▸ Set exercise: Each line containing the word "this" must be collected.

(Stored items)
================================
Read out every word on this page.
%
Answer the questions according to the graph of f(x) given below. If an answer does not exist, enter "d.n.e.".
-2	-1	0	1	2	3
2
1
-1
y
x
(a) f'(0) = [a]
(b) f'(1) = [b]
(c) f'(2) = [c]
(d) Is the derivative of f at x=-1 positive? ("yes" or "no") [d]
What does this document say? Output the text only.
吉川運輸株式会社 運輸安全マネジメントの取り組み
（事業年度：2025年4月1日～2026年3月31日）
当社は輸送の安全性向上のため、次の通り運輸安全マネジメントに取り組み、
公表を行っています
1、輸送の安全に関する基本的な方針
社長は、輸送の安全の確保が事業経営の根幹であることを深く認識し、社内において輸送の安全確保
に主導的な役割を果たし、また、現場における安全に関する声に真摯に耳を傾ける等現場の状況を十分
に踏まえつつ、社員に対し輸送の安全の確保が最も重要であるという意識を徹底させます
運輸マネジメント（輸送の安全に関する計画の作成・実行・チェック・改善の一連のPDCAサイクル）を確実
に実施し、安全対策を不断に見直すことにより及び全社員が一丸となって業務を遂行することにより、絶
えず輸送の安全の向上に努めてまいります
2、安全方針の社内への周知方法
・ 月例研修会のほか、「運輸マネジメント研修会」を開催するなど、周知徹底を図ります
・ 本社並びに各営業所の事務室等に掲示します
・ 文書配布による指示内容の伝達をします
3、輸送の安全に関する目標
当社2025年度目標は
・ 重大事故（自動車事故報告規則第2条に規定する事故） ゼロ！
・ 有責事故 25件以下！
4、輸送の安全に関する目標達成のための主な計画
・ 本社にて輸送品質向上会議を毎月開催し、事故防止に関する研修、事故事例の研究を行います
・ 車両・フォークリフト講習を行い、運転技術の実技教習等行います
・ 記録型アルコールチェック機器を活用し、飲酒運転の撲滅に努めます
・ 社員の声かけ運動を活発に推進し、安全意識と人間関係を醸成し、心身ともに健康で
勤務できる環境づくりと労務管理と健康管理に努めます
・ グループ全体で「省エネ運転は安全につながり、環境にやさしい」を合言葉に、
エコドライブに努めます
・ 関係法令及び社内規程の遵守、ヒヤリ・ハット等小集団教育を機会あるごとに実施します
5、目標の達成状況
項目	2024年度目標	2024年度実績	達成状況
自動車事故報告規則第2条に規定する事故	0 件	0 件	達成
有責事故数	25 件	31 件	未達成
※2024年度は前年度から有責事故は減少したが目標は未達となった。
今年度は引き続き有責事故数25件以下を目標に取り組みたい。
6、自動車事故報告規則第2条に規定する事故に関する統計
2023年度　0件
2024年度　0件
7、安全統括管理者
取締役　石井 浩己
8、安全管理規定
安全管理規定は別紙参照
================================
▸ The solution:
Read out every word on this page.
What does this document say? Output the text only.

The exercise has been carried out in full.